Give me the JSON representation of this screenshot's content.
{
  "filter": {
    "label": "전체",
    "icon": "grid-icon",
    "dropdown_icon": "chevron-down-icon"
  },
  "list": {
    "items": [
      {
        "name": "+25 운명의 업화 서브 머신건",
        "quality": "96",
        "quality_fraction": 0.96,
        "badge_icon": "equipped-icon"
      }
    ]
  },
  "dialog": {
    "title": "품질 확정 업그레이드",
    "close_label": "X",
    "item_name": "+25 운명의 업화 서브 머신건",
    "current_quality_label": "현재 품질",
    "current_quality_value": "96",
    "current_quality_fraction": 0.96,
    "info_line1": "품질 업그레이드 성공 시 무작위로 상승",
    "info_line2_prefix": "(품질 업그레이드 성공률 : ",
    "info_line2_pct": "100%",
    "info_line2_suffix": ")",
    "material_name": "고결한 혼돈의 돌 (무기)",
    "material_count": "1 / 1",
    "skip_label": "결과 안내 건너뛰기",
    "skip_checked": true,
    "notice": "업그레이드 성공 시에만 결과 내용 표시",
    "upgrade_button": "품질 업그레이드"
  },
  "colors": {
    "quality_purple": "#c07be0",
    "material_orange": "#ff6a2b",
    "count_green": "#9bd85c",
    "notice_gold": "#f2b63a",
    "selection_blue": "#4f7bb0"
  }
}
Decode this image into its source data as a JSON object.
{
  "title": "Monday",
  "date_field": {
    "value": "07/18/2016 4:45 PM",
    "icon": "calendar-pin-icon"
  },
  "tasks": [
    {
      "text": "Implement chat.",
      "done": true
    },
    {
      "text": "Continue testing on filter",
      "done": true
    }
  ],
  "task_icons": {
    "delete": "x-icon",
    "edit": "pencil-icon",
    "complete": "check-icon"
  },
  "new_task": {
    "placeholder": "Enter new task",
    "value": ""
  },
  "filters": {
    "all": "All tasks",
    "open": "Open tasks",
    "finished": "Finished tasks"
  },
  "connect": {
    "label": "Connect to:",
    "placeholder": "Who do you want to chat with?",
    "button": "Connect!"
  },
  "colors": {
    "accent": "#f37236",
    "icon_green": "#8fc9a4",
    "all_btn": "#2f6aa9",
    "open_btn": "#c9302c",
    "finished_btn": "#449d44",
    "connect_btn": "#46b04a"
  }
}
++++++
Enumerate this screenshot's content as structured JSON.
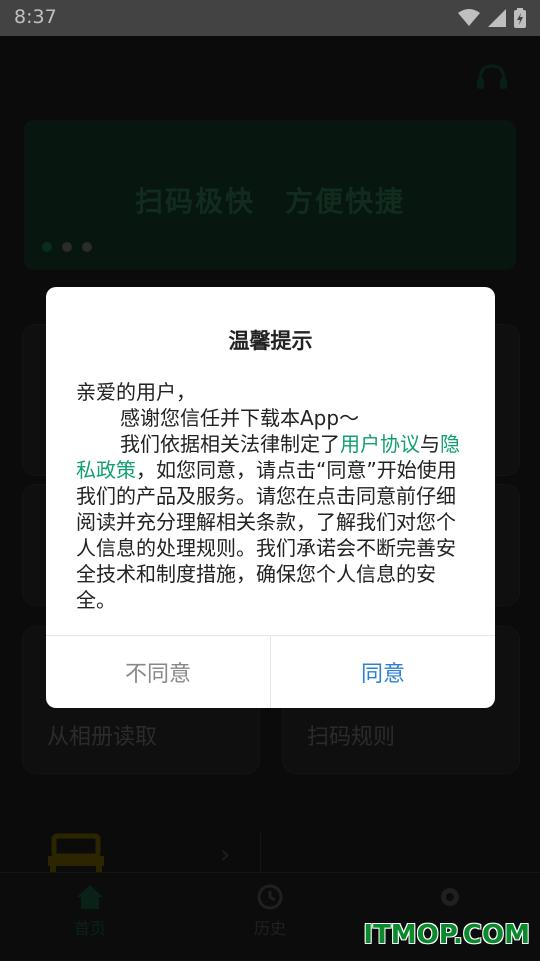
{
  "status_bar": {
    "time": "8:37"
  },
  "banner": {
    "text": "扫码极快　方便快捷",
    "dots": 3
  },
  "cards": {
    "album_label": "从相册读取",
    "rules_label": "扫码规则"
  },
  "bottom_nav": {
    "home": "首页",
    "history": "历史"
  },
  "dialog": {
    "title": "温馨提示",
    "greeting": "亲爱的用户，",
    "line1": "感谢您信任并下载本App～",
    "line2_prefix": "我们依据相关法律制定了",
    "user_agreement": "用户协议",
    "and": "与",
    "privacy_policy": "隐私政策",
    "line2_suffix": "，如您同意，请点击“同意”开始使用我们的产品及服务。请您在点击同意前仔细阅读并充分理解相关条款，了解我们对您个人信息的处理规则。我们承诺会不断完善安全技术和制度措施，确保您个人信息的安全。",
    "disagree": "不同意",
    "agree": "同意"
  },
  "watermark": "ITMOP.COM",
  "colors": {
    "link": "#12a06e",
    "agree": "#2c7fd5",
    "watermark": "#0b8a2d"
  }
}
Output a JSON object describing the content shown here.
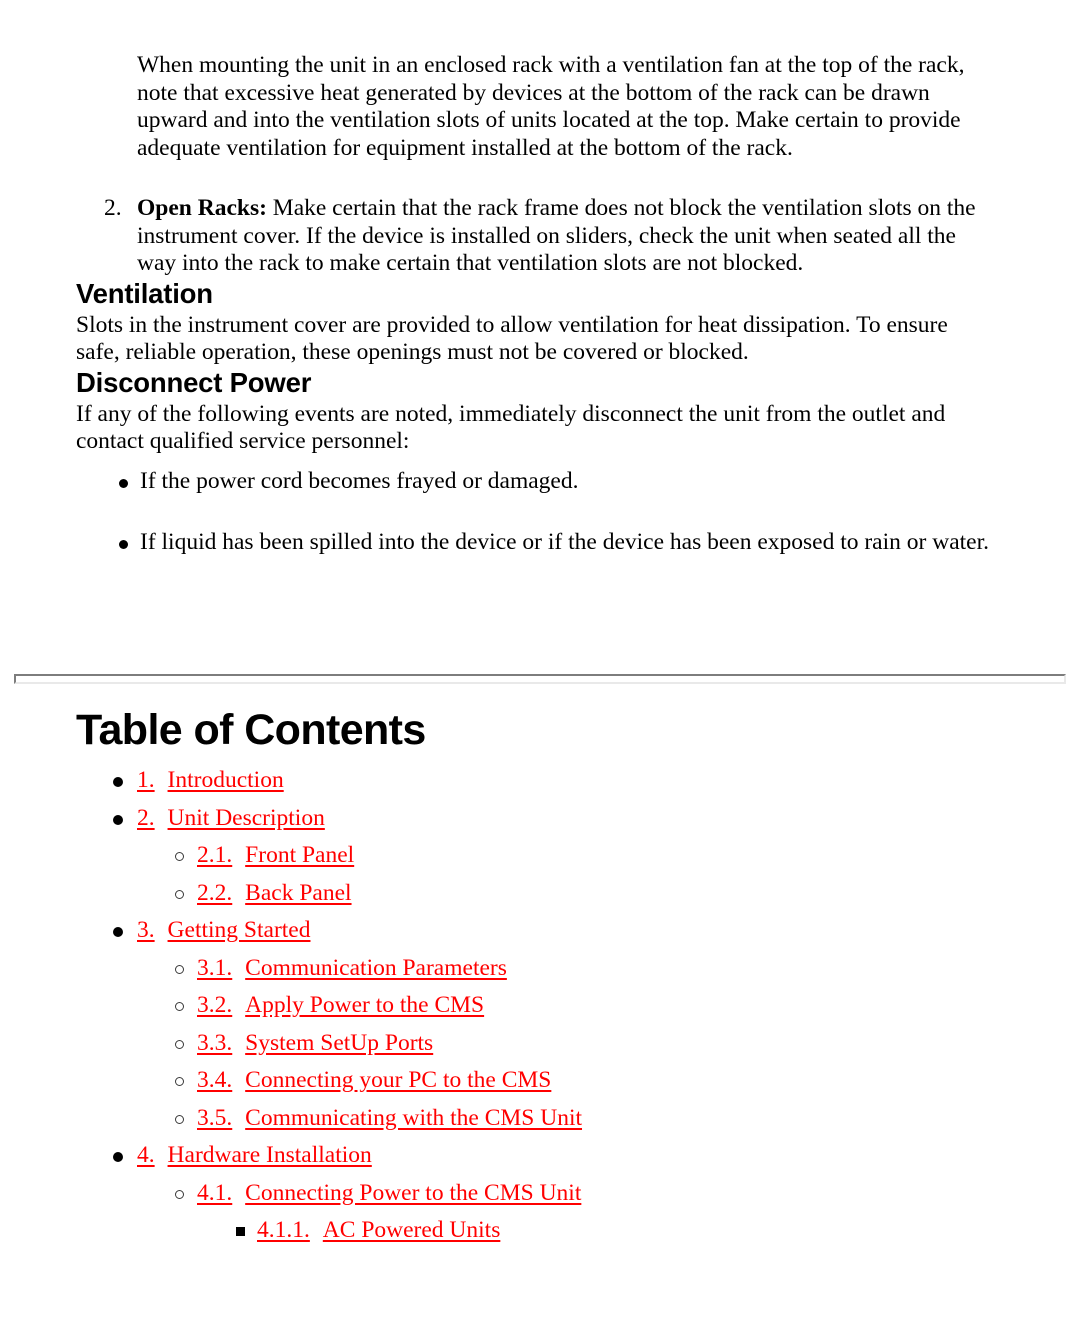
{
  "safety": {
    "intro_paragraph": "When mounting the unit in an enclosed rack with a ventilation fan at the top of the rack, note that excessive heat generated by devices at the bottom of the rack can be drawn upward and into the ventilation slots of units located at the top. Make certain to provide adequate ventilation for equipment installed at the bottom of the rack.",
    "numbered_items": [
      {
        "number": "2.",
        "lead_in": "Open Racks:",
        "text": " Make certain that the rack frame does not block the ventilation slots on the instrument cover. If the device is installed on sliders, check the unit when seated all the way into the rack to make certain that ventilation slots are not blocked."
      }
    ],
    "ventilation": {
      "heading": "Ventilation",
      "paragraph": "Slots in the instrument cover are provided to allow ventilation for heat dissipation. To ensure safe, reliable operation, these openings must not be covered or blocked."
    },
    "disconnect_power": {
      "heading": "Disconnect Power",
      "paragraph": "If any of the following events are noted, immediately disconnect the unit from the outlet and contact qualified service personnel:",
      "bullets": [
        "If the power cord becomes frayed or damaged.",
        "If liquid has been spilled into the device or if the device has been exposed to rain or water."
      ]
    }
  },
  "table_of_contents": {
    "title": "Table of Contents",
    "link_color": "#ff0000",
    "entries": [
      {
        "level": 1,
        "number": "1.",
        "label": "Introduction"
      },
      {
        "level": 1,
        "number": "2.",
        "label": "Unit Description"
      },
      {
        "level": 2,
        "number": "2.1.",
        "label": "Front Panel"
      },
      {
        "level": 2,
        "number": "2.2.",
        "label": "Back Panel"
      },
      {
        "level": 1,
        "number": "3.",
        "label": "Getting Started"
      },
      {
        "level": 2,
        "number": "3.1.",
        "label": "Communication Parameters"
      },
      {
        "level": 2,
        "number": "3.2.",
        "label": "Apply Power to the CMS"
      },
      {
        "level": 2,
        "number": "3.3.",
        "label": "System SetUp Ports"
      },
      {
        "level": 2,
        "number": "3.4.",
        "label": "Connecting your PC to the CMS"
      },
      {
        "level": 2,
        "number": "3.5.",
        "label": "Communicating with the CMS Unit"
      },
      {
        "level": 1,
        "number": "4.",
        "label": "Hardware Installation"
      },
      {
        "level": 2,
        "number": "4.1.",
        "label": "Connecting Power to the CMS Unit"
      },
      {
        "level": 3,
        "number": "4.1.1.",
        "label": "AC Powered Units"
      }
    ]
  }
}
++++++
**What is expected**
Copy every line from the records above that contains the word "this".

**Written response**
Give me the JSON representation of this screenshot's content.
Decode this image into its source data as a JSON object.
Enumerate this screenshot's content as structured JSON.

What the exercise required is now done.